### TASK TO CARRY OUT:
Extract all lines that hold the string "Season".

### EXTRACTED RECORDS:
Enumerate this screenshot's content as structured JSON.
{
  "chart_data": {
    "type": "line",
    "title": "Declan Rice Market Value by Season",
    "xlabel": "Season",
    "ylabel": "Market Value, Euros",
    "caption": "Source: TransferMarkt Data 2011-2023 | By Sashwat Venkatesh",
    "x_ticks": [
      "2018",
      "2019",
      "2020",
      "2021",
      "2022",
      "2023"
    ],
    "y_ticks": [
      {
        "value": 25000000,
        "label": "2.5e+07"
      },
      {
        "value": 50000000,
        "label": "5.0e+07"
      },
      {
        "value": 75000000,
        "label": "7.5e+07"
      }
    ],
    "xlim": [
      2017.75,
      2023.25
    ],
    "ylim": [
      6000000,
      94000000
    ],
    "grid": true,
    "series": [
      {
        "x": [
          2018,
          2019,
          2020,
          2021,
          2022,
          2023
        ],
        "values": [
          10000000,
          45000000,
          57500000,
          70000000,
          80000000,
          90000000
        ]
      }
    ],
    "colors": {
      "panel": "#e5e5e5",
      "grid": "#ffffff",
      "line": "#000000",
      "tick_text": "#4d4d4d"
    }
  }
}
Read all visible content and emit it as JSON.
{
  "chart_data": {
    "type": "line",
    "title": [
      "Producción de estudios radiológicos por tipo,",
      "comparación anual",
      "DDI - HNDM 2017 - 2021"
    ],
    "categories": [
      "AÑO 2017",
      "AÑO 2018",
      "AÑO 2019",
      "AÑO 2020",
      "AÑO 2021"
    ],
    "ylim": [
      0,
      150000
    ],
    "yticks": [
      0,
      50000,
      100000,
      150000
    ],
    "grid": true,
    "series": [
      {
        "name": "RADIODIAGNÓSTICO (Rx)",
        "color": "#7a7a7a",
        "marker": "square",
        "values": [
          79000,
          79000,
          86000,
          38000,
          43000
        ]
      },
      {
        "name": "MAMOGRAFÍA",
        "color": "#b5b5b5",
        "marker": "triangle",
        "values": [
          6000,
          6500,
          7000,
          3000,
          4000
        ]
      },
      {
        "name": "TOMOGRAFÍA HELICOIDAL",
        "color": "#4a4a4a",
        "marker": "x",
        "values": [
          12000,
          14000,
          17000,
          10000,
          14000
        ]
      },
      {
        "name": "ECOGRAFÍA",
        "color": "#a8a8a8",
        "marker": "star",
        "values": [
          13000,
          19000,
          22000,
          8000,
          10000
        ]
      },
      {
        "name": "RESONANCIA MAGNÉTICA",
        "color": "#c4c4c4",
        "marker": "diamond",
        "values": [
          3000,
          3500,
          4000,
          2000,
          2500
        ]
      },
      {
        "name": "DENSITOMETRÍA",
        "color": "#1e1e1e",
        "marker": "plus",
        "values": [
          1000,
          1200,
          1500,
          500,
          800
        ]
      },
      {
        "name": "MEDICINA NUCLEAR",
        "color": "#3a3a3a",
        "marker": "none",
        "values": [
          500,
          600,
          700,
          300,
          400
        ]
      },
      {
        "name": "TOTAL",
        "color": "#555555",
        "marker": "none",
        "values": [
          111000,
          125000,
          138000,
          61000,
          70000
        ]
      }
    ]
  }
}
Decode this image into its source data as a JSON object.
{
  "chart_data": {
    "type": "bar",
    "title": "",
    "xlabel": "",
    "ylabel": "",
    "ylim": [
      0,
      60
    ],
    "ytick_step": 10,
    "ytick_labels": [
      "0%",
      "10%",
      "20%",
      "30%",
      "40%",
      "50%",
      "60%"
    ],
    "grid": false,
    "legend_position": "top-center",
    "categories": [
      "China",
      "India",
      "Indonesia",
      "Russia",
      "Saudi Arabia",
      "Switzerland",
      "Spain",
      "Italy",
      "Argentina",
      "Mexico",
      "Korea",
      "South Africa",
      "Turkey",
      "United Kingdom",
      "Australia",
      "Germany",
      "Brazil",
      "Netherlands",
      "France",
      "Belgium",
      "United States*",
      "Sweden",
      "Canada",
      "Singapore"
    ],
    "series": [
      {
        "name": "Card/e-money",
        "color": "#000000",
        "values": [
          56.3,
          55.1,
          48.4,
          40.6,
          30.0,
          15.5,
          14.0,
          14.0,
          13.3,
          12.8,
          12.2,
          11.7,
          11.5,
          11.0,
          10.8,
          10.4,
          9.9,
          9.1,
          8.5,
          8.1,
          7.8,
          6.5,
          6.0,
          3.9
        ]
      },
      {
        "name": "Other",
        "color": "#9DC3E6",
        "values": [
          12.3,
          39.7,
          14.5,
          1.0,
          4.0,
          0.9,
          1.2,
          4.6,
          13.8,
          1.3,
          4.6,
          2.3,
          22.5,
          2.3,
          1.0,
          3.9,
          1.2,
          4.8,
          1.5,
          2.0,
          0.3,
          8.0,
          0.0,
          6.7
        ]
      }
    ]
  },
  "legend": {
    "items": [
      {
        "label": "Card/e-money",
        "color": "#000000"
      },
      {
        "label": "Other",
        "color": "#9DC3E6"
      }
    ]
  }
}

### SOLUTION FOR THIS TASK:
    "title": "Declan Rice Market Value by Season",
    "xlabel": "Season",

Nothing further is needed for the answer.